--- start The records ---
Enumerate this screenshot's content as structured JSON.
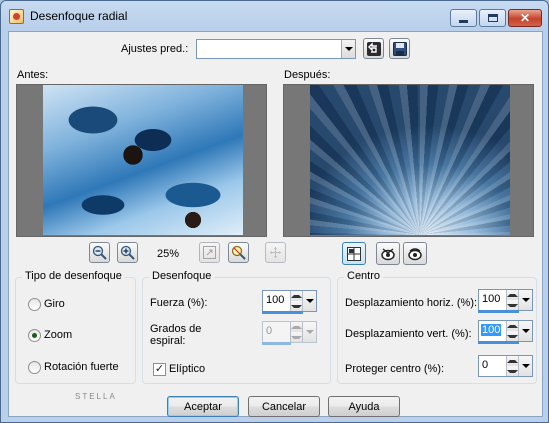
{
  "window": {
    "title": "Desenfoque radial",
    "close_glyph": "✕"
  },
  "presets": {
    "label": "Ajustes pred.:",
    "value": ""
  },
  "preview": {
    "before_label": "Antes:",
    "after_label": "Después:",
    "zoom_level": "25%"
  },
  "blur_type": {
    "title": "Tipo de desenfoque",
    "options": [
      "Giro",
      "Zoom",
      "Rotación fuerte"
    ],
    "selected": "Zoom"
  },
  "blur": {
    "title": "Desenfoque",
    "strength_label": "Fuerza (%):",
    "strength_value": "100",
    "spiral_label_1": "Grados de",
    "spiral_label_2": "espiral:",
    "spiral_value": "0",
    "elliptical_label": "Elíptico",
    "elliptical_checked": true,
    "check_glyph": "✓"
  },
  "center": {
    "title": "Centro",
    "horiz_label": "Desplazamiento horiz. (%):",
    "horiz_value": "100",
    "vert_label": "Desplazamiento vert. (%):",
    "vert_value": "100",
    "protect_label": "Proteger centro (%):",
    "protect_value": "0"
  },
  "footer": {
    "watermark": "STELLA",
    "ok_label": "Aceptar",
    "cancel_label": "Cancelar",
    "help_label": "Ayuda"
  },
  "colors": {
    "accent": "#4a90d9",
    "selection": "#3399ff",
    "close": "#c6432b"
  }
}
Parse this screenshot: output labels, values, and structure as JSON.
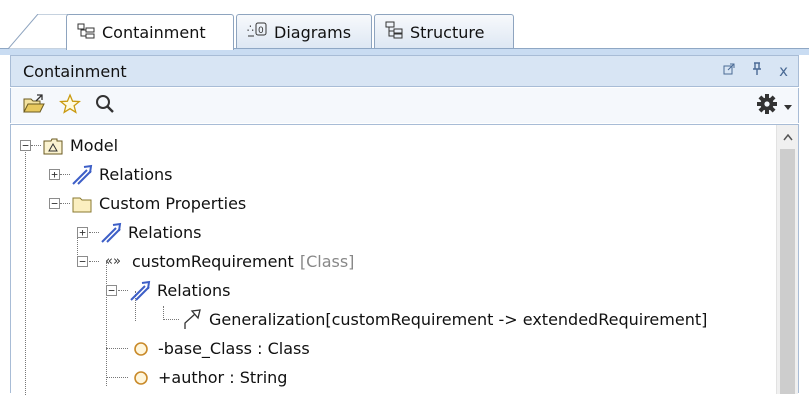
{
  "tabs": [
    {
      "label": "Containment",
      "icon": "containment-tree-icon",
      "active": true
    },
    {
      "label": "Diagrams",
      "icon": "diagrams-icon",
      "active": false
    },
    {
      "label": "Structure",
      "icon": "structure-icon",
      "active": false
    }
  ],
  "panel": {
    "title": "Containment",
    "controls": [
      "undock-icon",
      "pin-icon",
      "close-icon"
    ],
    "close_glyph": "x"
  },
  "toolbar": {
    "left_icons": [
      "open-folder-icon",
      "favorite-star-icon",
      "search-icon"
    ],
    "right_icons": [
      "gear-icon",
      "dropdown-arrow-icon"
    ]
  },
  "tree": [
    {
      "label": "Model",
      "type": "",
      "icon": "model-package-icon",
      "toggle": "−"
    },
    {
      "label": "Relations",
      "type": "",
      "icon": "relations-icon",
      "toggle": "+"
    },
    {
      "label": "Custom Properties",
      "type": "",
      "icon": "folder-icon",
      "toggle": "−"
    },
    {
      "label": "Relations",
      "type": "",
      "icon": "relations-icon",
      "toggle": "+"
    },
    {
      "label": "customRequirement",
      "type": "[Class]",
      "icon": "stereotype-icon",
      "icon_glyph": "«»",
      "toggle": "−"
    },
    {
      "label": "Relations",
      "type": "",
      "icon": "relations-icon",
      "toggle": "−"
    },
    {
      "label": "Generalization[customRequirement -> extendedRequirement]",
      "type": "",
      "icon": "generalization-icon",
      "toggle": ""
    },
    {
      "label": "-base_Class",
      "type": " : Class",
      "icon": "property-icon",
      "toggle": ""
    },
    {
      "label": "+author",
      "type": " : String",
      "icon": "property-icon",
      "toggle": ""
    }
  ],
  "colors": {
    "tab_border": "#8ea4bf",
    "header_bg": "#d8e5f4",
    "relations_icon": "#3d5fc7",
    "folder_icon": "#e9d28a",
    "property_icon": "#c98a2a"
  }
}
--- end The records ---
**Aim of the task**
Return all lines containing "true".

**Task output**
    "elliptical_checked": true,
      "active": true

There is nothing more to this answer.